EXERCISE GOAL: Extract the complete listing and output it unchanged.

MATERIAL FOR THE TASK:
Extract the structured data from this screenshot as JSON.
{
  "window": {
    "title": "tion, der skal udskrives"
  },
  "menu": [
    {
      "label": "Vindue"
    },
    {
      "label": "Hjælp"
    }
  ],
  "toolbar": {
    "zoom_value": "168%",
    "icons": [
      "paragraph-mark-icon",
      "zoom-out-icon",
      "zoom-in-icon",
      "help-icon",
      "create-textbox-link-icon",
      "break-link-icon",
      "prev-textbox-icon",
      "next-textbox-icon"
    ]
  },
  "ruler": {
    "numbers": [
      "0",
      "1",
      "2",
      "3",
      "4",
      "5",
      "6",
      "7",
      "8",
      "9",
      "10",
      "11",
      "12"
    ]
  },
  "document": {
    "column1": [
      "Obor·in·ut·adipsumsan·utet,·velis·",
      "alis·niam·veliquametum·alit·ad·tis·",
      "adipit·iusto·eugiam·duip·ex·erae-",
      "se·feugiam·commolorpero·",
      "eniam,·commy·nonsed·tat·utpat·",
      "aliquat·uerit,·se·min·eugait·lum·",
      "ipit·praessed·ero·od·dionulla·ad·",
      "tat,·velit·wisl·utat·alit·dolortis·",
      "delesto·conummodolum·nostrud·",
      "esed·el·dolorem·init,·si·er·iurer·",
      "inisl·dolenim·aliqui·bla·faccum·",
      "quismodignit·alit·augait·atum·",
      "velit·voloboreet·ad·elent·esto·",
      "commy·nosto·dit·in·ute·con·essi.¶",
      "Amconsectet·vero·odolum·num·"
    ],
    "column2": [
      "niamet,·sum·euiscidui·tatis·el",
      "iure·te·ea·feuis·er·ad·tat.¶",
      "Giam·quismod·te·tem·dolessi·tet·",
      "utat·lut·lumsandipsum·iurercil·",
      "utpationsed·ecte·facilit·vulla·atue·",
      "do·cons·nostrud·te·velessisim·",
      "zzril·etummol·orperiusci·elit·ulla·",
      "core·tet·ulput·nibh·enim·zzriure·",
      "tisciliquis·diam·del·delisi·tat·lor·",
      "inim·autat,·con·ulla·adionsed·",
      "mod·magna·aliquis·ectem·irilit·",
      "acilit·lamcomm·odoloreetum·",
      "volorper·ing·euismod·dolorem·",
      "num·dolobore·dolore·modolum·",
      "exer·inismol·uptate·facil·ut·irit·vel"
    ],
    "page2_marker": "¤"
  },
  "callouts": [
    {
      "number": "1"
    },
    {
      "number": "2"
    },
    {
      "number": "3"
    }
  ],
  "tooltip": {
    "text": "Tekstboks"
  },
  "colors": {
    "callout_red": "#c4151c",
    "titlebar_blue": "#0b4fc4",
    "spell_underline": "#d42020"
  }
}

SOLVED EXERCISE:
Extract the structured data from this screenshot as JSON.
{
  "window": {
    "title": "tion, der skal udskrives"
  },
  "menu": [
    {
      "label": "Vindue"
    },
    {
      "label": "Hjælp"
    }
  ],
  "toolbar": {
    "zoom_value": "168%",
    "icons": [
      "paragraph-mark-icon",
      "zoom-out-icon",
      "zoom-in-icon",
      "help-icon",
      "create-textbox-link-icon",
      "break-link-icon",
      "prev-textbox-icon",
      "next-textbox-icon"
    ]
  },
  "ruler": {
    "numbers": [
      "0",
      "1",
      "2",
      "3",
      "4",
      "5",
      "6",
      "7",
      "8",
      "9",
      "10",
      "11",
      "12"
    ]
  },
  "document": {
    "column1": [
      "Obor·in·ut·adipsumsan·utet,·velis·",
      "alis·niam·veliquametum·alit·ad·tis·",
      "adipit·iusto·eugiam·duip·ex·erae-",
      "se·feugiam·commolorpero·",
      "eniam,·commy·nonsed·tat·utpat·",
      "aliquat·uerit,·se·min·eugait·lum·",
      "ipit·praessed·ero·od·dionulla·ad·",
      "tat,·velit·wisl·utat·alit·dolortis·",
      "delesto·conummodolum·nostrud·",
      "esed·el·dolorem·init,·si·er·iurer·",
      "inisl·dolenim·aliqui·bla·faccum·",
      "quismodignit·alit·augait·atum·",
      "velit·voloboreet·ad·elent·esto·",
      "commy·nosto·dit·in·ute·con·essi.¶",
      "Amconsectet·vero·odolum·num·"
    ],
    "column2": [
      "niamet,·sum·euiscidui·tatis·el",
      "iure·te·ea·feuis·er·ad·tat.¶",
      "Giam·quismod·te·tem·dolessi·tet·",
      "utat·lut·lumsandipsum·iurercil·",
      "utpationsed·ecte·facilit·vulla·atue·",
      "do·cons·nostrud·te·velessisim·",
      "zzril·etummol·orperiusci·elit·ulla·",
      "core·tet·ulput·nibh·enim·zzriure·",
      "tisciliquis·diam·del·delisi·tat·lor·",
      "inim·autat,·con·ulla·adionsed·",
      "mod·magna·aliquis·ectem·irilit·",
      "acilit·lamcomm·odoloreetum·",
      "volorper·ing·euismod·dolorem·",
      "num·dolobore·dolore·modolum·",
      "exer·inismol·uptate·facil·ut·irit·vel"
    ],
    "page2_marker": "¤"
  },
  "callouts": [
    {
      "number": "1"
    },
    {
      "number": "2"
    },
    {
      "number": "3"
    }
  ],
  "tooltip": {
    "text": "Tekstboks"
  },
  "colors": {
    "callout_red": "#c4151c",
    "titlebar_blue": "#0b4fc4",
    "spell_underline": "#d42020"
  }
}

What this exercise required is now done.